■ What is being asked
Exactly repeat all the records below, omitting the images they hold.

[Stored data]
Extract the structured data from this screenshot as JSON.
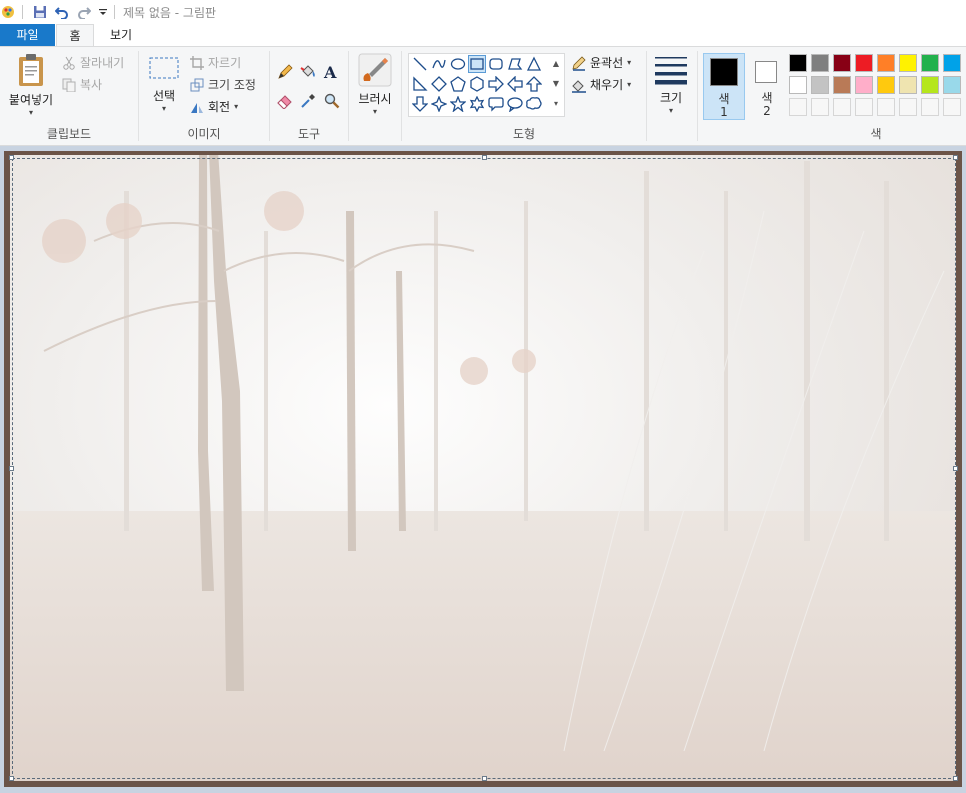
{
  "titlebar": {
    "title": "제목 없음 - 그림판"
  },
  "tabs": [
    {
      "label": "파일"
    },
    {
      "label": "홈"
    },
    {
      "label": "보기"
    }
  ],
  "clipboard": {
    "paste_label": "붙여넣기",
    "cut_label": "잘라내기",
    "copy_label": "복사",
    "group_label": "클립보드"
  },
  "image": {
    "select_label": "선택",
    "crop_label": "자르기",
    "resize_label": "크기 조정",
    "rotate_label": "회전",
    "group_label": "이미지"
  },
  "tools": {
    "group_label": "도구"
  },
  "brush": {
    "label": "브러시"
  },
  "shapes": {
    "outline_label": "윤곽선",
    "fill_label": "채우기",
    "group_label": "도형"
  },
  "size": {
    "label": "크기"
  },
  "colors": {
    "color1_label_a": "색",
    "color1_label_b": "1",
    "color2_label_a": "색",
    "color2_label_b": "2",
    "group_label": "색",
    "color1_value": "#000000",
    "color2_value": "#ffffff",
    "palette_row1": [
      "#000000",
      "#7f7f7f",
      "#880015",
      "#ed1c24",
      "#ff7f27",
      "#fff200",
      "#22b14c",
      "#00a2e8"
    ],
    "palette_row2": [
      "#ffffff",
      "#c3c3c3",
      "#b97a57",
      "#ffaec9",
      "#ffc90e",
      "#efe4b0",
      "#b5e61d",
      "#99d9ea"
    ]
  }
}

■ Written answer
Extract the structured data from this screenshot as JSON.
{
  "titlebar": {
    "title": "제목 없음 - 그림판"
  },
  "tabs": [
    {
      "label": "파일"
    },
    {
      "label": "홈"
    },
    {
      "label": "보기"
    }
  ],
  "clipboard": {
    "paste_label": "붙여넣기",
    "cut_label": "잘라내기",
    "copy_label": "복사",
    "group_label": "클립보드"
  },
  "image": {
    "select_label": "선택",
    "crop_label": "자르기",
    "resize_label": "크기 조정",
    "rotate_label": "회전",
    "group_label": "이미지"
  },
  "tools": {
    "group_label": "도구"
  },
  "brush": {
    "label": "브러시"
  },
  "shapes": {
    "outline_label": "윤곽선",
    "fill_label": "채우기",
    "group_label": "도형"
  },
  "size": {
    "label": "크기"
  },
  "colors": {
    "color1_label_a": "색",
    "color1_label_b": "1",
    "color2_label_a": "색",
    "color2_label_b": "2",
    "group_label": "색",
    "color1_value": "#000000",
    "color2_value": "#ffffff",
    "palette_row1": [
      "#000000",
      "#7f7f7f",
      "#880015",
      "#ed1c24",
      "#ff7f27",
      "#fff200",
      "#22b14c",
      "#00a2e8"
    ],
    "palette_row2": [
      "#ffffff",
      "#c3c3c3",
      "#b97a57",
      "#ffaec9",
      "#ffc90e",
      "#efe4b0",
      "#b5e61d",
      "#99d9ea"
    ]
  }
}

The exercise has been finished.